● **WORK INSTRUCTION 1**: Reproduce the stretch of the epilepsy trial listing from "Funder types" through "epilepsy monitoring units.", substituting "drug therapy" for "medication".
● **WORK INSTRUCTION 2**: In the epilepsy trial listing, condense the paragraph beginning "Epilepsy affects millions worldwide" into a shorter version that keeps its main facts.

Epilepsy Intractable

Treatments

Device: Alarm system

Study type

Interventional

Funder types

Other

Identifiers

NCT06581133
Pro00115255

Details and patient eligibility

About

Epilepsy affects millions worldwide, with 40% of patients experiencing uncontrolled seizures despite medication. Comprehensive epilepsy centers recommend continuous video-electroencephalography monitoring to define seizure type and distinguish mimickers. This process, however, is resource-intensive, with lengthy hospital stays. The investigators' recent study identified a heightened association between arousals and epileptic activity in drug-resistant focal epilepsy patients. Building on these findings, the investigators aim to explore whether disrupting sleep with an alarm system triggers earlier occurrence of seizures, potentially offering insights to reduce hospital stay durations in epilepsy monitoring units.

Enrollment

75 estimated patients

Sex

All

Ages

14 to 60 years old

Volunteers

No Healthy Volunteers

Inclusion criteria

  • Age 14 to 60 years
  • EMU monitoring for presurgical evaluations
  • Average 2-3 seizures per week based on pre-admission seizure diary
  • Sleep as a known seizure trigger

Exclusion criteria

  • Multiple seizures a day based on pre-admission seizure diary

Trial design

Primary purpose

Other

Allocation

Randomized

Interventional model

Parallel Assignment

Masking

Single Blind

75 participants in 2 patient groups

Alarm
Experimental group
Description:
Patients in the alarm group will have an alarm system placed in their room, scheduled to sound at 4 timepoints during the night (specific timepoints adjusted based on patient's preferred bed times). This intervention will stop when the clinical team has collected sufficient seizures for clinical decision making.

● **DATA PROVIDED**:
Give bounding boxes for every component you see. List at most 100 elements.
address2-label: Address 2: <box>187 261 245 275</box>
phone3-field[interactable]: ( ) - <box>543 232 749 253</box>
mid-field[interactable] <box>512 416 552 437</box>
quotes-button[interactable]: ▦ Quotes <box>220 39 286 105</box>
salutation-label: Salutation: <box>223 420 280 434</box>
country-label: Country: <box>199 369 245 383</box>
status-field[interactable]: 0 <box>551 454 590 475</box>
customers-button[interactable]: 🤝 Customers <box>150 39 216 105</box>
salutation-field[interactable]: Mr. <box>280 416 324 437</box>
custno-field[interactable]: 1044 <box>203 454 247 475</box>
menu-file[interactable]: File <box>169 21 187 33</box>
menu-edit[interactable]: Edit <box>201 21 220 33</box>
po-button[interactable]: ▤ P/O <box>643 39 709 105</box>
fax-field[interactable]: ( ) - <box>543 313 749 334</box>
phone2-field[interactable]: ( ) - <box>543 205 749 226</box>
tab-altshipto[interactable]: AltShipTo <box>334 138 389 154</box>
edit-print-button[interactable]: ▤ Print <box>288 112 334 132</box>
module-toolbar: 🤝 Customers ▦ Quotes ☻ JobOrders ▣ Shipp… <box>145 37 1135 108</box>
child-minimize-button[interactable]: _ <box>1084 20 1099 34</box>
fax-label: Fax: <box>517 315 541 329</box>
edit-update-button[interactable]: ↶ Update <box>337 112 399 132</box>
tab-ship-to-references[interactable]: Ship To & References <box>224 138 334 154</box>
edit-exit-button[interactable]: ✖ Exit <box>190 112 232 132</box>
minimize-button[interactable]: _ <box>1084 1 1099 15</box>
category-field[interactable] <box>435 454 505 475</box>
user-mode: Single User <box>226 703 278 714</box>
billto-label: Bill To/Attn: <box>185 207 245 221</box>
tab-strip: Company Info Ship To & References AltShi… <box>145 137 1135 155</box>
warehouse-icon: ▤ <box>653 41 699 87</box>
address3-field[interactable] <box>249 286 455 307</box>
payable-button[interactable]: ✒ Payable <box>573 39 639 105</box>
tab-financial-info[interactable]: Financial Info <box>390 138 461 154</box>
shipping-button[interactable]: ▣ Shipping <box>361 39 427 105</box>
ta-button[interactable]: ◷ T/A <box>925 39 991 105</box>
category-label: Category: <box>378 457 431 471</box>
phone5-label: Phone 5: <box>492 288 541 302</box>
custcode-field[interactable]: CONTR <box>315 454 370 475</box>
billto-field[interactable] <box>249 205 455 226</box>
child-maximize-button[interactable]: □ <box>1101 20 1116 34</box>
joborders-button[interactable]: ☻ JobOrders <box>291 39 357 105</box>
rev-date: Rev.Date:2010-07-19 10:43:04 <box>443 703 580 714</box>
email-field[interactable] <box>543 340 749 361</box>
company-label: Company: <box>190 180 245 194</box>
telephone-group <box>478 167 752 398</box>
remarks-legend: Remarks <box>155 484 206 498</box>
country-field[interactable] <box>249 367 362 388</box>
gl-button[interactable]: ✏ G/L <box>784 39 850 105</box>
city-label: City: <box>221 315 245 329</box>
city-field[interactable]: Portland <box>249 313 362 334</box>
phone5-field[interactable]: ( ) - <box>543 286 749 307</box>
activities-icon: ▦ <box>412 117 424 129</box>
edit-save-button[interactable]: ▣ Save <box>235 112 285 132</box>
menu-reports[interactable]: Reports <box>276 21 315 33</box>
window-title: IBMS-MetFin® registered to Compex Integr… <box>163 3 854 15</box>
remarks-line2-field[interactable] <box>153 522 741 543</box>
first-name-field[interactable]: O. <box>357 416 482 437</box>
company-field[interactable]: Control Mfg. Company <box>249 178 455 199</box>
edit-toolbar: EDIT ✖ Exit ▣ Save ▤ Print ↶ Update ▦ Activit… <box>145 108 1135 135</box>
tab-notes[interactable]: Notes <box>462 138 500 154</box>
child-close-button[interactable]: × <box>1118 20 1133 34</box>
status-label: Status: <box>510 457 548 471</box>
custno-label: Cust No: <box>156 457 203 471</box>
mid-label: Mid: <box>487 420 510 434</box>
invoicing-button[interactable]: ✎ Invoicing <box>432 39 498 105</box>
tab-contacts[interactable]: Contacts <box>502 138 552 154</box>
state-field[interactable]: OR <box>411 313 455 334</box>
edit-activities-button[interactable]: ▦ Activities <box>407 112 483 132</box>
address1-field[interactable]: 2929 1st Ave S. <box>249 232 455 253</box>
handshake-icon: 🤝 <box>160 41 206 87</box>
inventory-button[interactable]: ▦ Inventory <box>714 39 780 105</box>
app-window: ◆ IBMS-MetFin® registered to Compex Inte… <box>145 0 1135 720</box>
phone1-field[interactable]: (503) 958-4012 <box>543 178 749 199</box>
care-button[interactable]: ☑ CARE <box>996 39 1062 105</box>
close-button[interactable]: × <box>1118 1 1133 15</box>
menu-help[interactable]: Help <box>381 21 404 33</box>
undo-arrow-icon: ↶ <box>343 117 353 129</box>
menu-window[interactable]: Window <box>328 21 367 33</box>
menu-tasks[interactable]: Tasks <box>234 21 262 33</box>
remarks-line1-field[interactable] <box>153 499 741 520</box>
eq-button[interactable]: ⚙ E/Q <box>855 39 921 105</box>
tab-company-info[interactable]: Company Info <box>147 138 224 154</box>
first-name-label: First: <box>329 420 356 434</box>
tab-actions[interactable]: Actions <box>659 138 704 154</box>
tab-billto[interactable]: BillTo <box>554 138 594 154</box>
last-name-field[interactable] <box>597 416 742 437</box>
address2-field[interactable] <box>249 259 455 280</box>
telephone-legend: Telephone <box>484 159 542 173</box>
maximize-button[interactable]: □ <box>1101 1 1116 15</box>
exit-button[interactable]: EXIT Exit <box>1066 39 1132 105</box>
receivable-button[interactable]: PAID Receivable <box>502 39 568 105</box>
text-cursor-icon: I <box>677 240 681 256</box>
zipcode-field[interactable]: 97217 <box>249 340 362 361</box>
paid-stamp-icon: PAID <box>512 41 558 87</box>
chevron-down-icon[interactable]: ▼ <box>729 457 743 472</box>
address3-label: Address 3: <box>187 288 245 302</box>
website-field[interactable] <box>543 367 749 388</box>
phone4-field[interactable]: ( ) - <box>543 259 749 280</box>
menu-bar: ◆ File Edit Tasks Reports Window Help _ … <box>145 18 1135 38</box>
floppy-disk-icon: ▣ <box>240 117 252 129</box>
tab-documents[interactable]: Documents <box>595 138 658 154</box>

● **FINAL ANSWER 1**:
Funder types

Other

Identifiers

NCT06581133
Pro00115255

Details and patient eligibility

About

Epilepsy affects millions worldwide, with 40% of patients experiencing uncontrolled seizures despite drug therapy. Comprehensive epilepsy centers recommend continuous video-electroencephalography monitoring to define seizure type and distinguish mimickers. This process, however, is resource-intensive, with lengthy hospital stays. The investigators' recent study identified a heightened association between arousals and epileptic activity in drug-resistant focal epilepsy patients. Building on these findings, the investigators aim to explore whether disrupting sleep with an alarm system triggers earlier occurrence of seizures, potentially offering insights to reduce hospital stay durations in epilepsy monitoring units.

● **FINAL ANSWER 2**: Epilepsy affects millions of people, and 40% of patients continue to have seizures despite medication. Comprehensive epilepsy centers recommend continuous video-electroencephalography monitoring to identify seizure type and distinguish mimickers, but this requires considerable resources and long hospital stays. The investigators' earlier study found a heightened association between arousals and epileptic activity in drug-resistant focal epilepsy. They now aim to test whether disrupting sleep with an alarm system makes seizures occur sooner, which could help shorten stays in epilepsy monitoring units.